_Task to complete:_
Only lines holding the word "обеспечения" should be copied from the material.

_Data entries:_
= = = = =

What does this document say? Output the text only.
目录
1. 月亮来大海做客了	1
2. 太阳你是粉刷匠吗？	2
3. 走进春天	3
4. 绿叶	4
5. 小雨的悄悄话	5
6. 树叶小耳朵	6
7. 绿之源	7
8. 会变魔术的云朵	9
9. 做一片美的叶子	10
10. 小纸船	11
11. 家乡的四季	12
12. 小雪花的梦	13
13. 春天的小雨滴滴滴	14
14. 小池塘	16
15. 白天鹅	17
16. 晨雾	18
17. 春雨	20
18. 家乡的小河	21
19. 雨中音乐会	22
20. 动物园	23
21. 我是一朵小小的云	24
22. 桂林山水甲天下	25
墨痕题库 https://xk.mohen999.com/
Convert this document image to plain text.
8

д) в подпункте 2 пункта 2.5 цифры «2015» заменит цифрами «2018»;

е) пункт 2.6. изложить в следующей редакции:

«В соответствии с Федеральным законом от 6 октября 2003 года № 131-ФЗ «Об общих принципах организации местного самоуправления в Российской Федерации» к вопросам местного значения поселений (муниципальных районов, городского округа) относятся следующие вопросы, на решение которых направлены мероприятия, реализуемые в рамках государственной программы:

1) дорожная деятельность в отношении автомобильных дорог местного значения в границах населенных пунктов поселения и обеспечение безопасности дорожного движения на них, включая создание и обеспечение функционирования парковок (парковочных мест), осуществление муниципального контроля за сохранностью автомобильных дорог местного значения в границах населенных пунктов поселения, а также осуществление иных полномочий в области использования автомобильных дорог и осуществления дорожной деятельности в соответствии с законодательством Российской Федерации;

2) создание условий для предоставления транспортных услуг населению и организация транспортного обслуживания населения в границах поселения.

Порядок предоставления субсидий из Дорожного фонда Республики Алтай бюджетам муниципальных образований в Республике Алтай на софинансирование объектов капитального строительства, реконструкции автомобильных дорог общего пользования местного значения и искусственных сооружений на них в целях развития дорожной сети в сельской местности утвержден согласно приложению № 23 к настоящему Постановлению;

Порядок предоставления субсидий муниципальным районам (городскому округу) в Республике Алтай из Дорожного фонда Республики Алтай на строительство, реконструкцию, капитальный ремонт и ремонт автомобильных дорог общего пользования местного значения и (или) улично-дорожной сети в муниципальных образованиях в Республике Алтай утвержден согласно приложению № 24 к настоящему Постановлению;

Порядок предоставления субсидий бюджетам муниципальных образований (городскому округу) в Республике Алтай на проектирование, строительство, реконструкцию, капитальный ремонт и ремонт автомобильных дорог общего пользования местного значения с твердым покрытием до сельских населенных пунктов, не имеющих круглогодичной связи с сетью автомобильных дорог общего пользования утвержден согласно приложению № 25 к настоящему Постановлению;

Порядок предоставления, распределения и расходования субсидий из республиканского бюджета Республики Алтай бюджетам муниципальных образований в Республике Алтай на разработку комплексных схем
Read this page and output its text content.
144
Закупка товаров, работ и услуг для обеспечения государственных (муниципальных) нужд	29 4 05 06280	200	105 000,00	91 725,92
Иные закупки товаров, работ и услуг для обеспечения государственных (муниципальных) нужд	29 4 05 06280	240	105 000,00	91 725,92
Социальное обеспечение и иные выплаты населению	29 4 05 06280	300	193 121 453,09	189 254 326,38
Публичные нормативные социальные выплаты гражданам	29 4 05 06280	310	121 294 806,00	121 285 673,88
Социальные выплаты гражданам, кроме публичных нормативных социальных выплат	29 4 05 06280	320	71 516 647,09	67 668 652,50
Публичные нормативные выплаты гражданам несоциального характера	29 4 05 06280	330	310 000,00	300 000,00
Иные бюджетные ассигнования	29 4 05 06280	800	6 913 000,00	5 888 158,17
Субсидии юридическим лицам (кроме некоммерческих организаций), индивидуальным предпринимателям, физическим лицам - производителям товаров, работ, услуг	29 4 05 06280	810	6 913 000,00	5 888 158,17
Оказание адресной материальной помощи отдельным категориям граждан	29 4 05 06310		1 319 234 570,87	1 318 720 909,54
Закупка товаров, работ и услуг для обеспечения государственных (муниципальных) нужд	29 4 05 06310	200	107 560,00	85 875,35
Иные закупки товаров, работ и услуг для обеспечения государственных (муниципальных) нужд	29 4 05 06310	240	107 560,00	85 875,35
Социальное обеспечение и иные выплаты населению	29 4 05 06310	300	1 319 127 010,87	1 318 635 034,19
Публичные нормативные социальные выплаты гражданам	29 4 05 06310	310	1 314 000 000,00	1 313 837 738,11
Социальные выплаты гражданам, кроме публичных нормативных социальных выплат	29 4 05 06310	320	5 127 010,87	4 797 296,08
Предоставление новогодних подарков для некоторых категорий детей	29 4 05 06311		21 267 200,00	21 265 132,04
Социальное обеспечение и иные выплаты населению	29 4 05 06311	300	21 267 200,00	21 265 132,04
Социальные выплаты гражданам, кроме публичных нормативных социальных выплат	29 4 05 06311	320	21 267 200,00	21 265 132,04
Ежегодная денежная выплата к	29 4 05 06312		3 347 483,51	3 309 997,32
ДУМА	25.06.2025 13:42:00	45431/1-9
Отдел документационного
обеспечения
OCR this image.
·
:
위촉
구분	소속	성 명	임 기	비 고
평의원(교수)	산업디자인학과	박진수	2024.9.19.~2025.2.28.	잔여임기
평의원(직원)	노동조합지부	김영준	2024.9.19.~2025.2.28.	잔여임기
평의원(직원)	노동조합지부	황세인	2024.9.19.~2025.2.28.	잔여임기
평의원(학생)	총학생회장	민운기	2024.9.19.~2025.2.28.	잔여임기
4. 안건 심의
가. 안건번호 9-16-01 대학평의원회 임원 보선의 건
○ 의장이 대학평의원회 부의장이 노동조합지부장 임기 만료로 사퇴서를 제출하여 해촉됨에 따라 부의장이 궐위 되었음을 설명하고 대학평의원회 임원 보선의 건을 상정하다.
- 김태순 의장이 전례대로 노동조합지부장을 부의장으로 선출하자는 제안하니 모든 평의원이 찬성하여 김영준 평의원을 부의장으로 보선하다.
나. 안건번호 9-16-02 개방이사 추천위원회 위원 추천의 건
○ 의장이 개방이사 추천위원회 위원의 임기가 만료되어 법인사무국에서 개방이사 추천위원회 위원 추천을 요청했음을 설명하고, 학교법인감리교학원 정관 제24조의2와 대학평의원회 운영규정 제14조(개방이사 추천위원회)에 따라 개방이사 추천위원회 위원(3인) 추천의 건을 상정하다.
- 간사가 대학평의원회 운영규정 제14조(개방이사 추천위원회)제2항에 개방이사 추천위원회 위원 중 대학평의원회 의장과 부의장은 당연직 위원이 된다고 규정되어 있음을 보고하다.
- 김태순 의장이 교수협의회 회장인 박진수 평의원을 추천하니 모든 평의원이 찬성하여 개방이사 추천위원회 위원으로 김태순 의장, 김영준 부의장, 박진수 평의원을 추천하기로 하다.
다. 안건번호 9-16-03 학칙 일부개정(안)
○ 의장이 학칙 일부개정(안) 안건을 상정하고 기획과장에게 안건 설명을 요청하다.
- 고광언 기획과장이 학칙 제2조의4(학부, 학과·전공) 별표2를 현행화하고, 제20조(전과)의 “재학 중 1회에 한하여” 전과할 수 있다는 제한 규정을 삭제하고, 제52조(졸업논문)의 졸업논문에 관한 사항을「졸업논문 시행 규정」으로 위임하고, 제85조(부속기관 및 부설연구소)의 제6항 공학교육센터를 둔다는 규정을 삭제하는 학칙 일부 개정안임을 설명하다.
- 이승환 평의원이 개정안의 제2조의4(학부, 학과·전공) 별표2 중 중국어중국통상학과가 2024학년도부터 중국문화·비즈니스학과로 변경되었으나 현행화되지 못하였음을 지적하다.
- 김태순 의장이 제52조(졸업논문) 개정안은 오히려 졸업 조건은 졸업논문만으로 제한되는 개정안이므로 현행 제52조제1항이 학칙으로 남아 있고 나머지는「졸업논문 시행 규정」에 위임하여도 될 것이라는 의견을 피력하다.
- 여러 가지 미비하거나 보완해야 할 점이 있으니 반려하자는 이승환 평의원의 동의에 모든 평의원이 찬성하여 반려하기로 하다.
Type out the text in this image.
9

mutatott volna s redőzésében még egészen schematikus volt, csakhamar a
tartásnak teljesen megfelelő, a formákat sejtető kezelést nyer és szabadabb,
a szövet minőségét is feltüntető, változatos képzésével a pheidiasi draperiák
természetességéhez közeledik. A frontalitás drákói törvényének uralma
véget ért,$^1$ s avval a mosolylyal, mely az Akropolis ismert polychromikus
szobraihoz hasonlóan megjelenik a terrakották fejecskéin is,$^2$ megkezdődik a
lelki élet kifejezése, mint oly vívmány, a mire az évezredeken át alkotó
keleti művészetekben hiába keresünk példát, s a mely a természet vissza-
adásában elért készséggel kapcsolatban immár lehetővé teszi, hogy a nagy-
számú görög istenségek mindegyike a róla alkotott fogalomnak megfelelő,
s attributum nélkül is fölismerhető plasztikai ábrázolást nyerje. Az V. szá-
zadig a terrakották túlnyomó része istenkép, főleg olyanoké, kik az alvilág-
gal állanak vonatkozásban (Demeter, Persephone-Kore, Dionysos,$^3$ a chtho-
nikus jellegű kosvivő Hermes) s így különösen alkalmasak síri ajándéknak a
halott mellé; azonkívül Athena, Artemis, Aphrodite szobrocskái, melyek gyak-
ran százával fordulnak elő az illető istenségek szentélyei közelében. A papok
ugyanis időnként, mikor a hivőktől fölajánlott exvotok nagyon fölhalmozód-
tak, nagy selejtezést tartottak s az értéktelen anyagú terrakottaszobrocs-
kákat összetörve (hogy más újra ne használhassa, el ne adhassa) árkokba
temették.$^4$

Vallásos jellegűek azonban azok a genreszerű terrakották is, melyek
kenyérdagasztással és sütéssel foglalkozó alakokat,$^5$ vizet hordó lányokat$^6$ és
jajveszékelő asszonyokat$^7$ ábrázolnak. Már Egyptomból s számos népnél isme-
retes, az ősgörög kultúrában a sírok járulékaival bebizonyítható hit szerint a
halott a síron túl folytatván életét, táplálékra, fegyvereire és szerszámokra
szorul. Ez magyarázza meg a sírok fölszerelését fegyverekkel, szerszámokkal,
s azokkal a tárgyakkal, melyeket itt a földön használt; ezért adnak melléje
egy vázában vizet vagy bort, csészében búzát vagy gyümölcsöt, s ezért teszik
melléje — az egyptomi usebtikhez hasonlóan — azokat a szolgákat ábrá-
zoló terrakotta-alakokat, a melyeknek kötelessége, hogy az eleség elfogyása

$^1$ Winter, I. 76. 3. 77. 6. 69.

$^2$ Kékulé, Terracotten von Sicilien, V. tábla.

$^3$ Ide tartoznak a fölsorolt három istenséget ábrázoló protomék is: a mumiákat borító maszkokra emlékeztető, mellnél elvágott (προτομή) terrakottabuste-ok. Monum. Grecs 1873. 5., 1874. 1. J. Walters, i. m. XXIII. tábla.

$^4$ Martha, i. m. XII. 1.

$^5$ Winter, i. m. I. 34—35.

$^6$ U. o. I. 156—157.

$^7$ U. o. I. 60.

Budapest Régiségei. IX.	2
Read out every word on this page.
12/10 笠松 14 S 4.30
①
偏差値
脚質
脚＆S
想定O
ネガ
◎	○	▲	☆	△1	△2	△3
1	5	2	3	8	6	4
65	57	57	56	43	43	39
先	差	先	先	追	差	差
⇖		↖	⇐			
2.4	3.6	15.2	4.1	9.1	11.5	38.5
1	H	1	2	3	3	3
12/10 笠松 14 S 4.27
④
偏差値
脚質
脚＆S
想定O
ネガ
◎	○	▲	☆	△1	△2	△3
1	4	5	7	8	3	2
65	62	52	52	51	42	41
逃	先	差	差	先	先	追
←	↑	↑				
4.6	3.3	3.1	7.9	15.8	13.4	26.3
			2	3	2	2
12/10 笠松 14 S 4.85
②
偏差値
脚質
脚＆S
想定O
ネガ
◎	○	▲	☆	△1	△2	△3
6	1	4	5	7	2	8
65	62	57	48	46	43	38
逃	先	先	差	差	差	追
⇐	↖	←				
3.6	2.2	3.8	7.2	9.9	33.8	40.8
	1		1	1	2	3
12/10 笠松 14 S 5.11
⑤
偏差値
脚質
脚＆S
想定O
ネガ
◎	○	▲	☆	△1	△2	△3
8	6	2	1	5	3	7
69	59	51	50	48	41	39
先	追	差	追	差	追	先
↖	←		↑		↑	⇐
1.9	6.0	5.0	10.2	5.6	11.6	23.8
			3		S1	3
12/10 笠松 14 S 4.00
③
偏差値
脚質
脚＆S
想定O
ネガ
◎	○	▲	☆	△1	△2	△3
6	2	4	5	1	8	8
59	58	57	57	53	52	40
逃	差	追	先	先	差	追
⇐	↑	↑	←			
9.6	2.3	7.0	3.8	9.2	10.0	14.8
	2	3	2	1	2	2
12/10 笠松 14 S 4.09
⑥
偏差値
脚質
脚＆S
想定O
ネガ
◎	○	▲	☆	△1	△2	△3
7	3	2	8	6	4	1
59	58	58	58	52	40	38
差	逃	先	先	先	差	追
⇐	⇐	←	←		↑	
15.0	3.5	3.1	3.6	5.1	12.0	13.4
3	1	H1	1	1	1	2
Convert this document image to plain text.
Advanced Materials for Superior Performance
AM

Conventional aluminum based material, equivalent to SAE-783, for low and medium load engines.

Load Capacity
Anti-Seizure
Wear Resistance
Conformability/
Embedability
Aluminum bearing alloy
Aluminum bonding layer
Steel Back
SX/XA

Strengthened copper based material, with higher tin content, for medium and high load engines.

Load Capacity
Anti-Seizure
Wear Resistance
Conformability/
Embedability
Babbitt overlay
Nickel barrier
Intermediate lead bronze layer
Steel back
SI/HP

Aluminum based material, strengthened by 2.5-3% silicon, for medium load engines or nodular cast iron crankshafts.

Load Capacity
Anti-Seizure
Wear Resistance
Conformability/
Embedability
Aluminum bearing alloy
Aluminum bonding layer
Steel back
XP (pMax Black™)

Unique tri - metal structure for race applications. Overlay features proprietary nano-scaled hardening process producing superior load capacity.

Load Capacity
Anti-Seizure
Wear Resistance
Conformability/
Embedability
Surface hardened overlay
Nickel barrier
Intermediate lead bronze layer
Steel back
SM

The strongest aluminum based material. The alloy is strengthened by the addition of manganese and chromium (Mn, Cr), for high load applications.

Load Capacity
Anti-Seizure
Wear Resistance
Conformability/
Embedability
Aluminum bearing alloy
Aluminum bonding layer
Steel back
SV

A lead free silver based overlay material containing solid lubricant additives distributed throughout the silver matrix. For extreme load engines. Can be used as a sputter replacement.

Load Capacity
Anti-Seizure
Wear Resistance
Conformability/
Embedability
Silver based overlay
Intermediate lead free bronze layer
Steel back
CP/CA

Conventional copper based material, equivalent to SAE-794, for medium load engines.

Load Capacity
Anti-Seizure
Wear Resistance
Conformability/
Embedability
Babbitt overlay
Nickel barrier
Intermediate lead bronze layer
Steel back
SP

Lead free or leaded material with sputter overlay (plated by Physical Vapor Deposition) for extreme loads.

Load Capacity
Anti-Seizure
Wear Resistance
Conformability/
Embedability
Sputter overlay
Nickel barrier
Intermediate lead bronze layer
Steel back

= = = = =

_Solution to this exercise:_
Закупка товаров, работ и услуг для обеспечения государственных (муниципальных) нужд	29 4 05 06280	200	105 000,00	91 725,92
Иные закупки товаров, работ и услуг для обеспечения государственных (муниципальных) нужд	29 4 05 06280	240	105 000,00	91 725,92
Закупка товаров, работ и услуг для обеспечения государственных (муниципальных) нужд	29 4 05 06310	200	107 560,00	85 875,35
Иные закупки товаров, работ и услуг для обеспечения государственных (муниципальных) нужд	29 4 05 06310	240	107 560,00	85 875,35
обеспечения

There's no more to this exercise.